> EXERCISE INPUT:
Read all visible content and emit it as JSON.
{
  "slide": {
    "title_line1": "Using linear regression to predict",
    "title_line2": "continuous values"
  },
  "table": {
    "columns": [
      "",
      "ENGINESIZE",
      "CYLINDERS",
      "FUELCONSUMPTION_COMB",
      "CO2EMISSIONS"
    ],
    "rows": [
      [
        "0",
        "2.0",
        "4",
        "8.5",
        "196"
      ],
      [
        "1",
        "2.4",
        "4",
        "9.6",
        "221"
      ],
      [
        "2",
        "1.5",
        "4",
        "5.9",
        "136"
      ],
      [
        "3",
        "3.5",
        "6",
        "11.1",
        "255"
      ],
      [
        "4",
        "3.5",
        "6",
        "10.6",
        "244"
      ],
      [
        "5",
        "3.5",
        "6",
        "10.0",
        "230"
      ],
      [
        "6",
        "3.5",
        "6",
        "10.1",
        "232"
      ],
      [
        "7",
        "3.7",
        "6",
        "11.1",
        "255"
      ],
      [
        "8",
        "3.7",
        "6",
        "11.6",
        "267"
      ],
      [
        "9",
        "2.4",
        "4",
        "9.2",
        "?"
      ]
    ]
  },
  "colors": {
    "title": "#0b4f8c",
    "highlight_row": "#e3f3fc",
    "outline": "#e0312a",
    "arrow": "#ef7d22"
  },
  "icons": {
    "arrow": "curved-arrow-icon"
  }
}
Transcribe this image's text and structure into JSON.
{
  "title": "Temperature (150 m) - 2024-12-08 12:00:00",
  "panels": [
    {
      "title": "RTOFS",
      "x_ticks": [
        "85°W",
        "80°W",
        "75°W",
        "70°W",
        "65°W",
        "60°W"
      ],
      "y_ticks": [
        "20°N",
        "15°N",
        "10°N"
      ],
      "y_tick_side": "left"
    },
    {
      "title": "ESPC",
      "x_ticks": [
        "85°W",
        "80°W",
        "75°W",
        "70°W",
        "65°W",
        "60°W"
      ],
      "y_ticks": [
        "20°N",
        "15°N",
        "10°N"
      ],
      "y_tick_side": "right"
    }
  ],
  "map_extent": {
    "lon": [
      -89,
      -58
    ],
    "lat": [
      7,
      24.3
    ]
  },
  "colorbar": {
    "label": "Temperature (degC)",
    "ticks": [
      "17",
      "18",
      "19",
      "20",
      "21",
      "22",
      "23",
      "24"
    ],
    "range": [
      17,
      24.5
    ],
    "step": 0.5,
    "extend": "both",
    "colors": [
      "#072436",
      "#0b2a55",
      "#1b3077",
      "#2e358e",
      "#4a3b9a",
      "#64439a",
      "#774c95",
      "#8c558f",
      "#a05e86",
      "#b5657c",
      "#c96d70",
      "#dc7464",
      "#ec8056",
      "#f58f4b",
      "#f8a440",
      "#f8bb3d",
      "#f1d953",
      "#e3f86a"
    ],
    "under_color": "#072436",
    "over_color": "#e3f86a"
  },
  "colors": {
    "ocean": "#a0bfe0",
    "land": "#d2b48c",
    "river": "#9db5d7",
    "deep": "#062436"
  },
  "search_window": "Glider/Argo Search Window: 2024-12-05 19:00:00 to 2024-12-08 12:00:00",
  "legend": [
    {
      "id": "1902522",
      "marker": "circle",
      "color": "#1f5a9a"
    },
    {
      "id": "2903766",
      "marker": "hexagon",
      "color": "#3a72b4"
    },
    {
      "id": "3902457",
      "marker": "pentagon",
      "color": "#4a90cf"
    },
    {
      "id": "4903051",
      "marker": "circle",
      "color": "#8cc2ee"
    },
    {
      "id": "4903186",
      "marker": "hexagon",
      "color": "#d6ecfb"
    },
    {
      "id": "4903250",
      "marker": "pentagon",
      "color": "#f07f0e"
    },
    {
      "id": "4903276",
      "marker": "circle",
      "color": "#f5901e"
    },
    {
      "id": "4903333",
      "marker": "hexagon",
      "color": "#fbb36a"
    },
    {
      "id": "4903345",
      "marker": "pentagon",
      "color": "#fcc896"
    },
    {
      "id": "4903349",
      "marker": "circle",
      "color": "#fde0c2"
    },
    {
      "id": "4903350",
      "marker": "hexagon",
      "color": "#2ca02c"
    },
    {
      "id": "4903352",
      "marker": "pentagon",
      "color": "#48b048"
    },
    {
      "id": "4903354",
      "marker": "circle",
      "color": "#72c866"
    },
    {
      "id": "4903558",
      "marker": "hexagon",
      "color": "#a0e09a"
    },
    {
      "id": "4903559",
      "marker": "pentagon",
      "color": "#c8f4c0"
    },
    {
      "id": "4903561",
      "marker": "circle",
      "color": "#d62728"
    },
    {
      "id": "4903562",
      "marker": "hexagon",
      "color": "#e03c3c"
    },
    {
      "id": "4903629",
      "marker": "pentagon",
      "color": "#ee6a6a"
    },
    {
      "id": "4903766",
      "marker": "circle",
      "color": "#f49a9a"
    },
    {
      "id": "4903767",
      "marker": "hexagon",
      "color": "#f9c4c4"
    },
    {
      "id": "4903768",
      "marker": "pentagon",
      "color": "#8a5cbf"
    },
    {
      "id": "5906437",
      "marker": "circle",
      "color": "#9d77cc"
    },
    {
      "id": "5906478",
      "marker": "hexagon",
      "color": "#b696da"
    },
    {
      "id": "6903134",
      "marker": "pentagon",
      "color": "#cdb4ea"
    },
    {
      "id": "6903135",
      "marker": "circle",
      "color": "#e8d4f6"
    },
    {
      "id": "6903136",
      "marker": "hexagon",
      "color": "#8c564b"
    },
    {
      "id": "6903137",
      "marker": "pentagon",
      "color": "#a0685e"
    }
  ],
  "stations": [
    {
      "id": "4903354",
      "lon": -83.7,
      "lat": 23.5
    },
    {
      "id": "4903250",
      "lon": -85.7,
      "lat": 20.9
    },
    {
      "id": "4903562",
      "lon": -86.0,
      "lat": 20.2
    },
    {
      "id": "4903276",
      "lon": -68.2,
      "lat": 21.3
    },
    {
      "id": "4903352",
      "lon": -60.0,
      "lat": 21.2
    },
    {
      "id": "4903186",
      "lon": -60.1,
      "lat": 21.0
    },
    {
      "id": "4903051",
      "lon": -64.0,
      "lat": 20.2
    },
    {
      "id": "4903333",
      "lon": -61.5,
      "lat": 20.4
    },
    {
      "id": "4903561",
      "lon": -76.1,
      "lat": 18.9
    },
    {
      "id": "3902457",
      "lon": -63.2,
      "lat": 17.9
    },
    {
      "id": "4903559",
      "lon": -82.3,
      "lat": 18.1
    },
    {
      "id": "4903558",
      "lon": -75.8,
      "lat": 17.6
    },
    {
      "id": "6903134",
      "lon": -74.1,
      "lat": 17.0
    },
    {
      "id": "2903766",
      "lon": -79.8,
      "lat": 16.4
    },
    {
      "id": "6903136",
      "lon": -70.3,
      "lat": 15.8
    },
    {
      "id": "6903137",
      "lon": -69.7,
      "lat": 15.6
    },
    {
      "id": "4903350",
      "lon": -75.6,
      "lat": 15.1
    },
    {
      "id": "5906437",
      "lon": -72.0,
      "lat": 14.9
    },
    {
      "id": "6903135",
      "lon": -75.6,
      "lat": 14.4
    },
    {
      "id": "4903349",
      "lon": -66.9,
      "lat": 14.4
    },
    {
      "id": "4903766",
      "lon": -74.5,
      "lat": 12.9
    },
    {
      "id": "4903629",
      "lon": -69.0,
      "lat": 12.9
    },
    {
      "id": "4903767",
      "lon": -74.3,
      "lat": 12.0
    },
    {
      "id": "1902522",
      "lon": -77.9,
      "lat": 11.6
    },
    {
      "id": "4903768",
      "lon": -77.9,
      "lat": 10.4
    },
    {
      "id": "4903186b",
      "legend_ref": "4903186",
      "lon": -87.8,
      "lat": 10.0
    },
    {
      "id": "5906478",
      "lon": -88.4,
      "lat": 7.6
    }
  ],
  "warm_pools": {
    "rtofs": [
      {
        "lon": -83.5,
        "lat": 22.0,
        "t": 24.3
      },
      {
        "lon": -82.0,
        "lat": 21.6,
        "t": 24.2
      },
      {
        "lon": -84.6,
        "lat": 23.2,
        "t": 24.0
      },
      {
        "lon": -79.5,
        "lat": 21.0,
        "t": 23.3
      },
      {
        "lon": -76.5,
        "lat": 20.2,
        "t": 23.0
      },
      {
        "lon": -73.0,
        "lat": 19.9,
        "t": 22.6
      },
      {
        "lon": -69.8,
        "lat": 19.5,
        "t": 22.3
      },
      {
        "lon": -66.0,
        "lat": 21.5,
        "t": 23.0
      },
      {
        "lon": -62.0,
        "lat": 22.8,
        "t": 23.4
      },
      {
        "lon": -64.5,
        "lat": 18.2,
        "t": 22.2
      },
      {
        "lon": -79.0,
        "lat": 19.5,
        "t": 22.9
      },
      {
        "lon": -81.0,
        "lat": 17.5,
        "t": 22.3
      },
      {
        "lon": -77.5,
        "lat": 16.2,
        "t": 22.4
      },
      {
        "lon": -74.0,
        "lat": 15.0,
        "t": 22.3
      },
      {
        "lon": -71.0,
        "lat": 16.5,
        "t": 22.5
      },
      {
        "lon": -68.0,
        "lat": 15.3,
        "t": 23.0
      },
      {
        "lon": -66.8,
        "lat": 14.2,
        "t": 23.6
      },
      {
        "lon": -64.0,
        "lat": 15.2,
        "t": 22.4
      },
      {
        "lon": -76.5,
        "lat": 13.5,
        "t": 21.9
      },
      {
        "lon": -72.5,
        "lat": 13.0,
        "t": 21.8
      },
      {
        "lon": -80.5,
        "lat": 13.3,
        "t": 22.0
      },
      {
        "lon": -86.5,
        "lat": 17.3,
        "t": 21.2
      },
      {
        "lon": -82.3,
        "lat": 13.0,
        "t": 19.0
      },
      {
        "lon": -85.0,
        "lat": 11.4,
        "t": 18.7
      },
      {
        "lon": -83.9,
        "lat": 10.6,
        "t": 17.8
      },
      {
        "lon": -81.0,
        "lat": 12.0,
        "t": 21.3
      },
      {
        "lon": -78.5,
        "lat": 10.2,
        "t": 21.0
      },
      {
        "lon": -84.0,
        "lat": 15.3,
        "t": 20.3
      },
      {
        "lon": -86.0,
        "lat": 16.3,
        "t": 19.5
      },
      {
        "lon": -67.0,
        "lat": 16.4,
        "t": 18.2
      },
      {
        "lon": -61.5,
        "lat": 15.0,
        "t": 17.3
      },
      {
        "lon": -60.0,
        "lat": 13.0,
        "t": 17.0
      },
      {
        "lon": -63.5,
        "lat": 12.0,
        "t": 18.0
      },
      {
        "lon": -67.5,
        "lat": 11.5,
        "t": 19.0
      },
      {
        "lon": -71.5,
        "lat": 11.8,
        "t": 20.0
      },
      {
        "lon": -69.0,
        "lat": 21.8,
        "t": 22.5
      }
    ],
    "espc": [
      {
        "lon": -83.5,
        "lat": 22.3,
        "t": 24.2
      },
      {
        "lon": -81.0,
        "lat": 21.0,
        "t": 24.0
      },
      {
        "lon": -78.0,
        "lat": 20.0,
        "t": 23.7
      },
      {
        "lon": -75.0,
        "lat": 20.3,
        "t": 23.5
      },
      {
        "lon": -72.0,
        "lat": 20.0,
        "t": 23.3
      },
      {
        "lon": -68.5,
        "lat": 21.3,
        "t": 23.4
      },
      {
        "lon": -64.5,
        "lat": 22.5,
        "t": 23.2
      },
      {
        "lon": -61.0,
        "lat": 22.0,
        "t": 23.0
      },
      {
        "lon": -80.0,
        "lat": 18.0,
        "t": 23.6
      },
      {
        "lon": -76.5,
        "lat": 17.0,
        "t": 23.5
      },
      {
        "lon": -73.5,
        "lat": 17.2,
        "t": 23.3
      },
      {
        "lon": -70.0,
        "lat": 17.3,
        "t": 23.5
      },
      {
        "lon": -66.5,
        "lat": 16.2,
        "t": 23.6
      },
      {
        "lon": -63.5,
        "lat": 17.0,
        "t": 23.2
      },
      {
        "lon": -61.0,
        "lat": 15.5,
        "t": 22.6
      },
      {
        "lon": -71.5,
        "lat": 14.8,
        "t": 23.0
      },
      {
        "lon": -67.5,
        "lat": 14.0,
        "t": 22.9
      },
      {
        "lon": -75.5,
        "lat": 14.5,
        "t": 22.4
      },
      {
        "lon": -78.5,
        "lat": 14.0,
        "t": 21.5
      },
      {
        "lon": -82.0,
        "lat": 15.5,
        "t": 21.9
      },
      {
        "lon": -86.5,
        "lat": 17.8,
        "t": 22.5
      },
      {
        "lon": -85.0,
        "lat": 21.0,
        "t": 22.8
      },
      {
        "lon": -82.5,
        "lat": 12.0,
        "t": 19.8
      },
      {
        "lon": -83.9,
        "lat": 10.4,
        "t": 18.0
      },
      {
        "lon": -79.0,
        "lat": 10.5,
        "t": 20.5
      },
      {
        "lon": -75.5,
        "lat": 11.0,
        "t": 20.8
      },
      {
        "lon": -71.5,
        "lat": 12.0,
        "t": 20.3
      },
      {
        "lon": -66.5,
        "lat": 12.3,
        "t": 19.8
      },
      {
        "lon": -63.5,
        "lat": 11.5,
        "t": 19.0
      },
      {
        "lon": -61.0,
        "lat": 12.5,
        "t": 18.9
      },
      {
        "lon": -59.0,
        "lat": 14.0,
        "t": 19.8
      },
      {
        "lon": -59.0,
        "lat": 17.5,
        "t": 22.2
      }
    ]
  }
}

> TASK DETAILS:
Using the listing above, show every line that includes the string "Temperature".

> REPLY TO THE TASK:
  "title": "Temperature (150 m) - 2024-12-08 12:00:00",
    "label": "Temperature (degC)",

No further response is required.